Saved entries
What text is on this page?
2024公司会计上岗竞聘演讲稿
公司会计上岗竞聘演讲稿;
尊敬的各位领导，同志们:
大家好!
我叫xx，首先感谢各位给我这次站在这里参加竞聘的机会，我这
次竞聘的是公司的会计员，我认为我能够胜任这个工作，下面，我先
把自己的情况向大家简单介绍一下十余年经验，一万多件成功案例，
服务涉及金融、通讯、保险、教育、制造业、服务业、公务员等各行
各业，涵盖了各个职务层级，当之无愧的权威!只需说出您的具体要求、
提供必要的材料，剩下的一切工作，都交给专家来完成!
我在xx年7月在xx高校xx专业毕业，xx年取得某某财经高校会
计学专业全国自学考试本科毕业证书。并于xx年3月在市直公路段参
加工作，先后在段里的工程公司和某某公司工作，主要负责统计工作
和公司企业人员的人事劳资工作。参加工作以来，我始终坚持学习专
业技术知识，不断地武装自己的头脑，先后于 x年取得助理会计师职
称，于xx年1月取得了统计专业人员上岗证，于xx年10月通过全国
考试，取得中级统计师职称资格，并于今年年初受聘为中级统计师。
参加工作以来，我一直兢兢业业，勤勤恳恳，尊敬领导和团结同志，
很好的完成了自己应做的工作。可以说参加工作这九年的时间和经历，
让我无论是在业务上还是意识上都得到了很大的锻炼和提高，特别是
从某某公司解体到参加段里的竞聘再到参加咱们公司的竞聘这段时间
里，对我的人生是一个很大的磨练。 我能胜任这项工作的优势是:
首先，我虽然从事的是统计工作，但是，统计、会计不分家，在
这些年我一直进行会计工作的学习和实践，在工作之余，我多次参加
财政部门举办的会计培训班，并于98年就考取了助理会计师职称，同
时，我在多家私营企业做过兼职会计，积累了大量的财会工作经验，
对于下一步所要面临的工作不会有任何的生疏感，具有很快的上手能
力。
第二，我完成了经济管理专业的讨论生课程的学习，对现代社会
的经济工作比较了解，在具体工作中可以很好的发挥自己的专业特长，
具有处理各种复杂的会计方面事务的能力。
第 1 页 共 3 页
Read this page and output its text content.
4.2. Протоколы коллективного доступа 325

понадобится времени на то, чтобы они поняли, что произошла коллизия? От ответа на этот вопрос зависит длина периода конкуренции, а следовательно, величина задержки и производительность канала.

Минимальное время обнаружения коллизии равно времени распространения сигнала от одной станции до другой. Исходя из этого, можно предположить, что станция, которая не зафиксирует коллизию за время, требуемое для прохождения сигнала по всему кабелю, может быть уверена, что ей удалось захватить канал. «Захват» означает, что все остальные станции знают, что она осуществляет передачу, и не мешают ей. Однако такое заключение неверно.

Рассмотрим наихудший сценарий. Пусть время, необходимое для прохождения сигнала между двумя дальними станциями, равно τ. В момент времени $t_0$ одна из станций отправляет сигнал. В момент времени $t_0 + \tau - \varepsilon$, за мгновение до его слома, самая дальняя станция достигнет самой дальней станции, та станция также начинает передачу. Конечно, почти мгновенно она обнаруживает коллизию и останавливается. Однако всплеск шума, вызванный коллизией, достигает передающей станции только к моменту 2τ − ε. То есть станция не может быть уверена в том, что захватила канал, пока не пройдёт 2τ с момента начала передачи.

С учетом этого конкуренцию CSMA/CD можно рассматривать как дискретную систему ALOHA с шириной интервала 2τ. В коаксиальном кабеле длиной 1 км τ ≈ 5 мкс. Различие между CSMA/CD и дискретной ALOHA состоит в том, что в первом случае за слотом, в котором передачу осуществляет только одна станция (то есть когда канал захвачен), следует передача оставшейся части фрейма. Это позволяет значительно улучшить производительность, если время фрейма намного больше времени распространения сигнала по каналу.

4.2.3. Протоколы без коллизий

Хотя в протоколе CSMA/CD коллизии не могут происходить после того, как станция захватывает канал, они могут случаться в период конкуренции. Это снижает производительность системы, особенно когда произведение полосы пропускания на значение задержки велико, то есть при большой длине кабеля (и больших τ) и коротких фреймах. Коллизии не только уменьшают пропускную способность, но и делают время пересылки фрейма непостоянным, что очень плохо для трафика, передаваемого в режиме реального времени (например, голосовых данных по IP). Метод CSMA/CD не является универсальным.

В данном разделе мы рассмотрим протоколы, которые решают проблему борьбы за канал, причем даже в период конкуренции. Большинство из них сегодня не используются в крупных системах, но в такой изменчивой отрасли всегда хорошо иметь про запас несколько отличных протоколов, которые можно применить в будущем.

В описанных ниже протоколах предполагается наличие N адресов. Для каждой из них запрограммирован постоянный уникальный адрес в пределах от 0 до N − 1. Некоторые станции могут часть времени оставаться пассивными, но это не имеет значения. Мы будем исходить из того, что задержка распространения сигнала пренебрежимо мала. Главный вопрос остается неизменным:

### What you are asked to do:
List the lines of the material in which the word "page" occurs.

### The answer:
What text is on this page?
Read this page and output its text content.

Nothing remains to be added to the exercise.